• **Supplied data**
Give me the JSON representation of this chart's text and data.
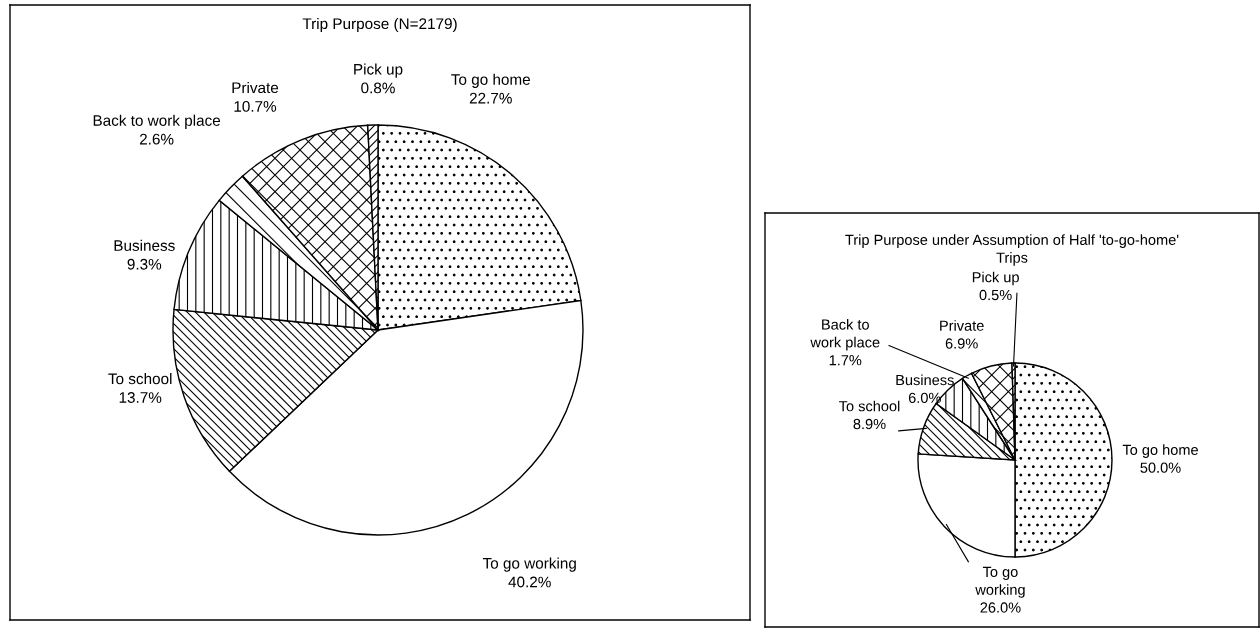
{
  "chart_data": [
    {
      "type": "pie",
      "title": "Trip Purpose (N=2179)",
      "categories": [
        "To go home",
        "To go working",
        "To school",
        "Business",
        "Back to work place",
        "Private",
        "Pick up"
      ],
      "values": [
        22.7,
        40.2,
        13.7,
        9.3,
        2.6,
        10.7,
        0.8
      ],
      "value_labels": [
        "22.7%",
        "40.2%",
        "13.7%",
        "9.3%",
        "2.6%",
        "10.7%",
        "0.8%"
      ],
      "colors": [
        "#ffffff",
        "#ffffff",
        "#ffffff",
        "#ffffff",
        "#ffffff",
        "#ffffff",
        "#ffffff"
      ]
    },
    {
      "type": "pie",
      "title": "Trip Purpose under Assumption of Half 'to-go-home'\nTrips",
      "categories": [
        "To go home",
        "To go\nworking",
        "To school",
        "Business",
        "Back to\nwork place",
        "Private",
        "Pick up"
      ],
      "values": [
        50.0,
        26.0,
        8.9,
        6.0,
        1.7,
        6.9,
        0.5
      ],
      "value_labels": [
        "50.0%",
        "26.0%",
        "8.9%",
        "6.0%",
        "1.7%",
        "6.9%",
        "0.5%"
      ],
      "colors": [
        "#ffffff",
        "#ffffff",
        "#ffffff",
        "#ffffff",
        "#ffffff",
        "#ffffff",
        "#ffffff"
      ]
    }
  ]
}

• **Task description**
Transcribe all the lines above exactly, apart from the pictures.

• **Task result**
Give me the JSON representation of this chart's text and data.
{
  "chart_data": [
    {
      "type": "pie",
      "title": "Trip Purpose (N=2179)",
      "categories": [
        "To go home",
        "To go working",
        "To school",
        "Business",
        "Back to work place",
        "Private",
        "Pick up"
      ],
      "values": [
        22.7,
        40.2,
        13.7,
        9.3,
        2.6,
        10.7,
        0.8
      ],
      "value_labels": [
        "22.7%",
        "40.2%",
        "13.7%",
        "9.3%",
        "2.6%",
        "10.7%",
        "0.8%"
      ],
      "colors": [
        "#ffffff",
        "#ffffff",
        "#ffffff",
        "#ffffff",
        "#ffffff",
        "#ffffff",
        "#ffffff"
      ]
    },
    {
      "type": "pie",
      "title": "Trip Purpose under Assumption of Half 'to-go-home'\nTrips",
      "categories": [
        "To go home",
        "To go\nworking",
        "To school",
        "Business",
        "Back to\nwork place",
        "Private",
        "Pick up"
      ],
      "values": [
        50.0,
        26.0,
        8.9,
        6.0,
        1.7,
        6.9,
        0.5
      ],
      "value_labels": [
        "50.0%",
        "26.0%",
        "8.9%",
        "6.0%",
        "1.7%",
        "6.9%",
        "0.5%"
      ],
      "colors": [
        "#ffffff",
        "#ffffff",
        "#ffffff",
        "#ffffff",
        "#ffffff",
        "#ffffff",
        "#ffffff"
      ]
    }
  ]
}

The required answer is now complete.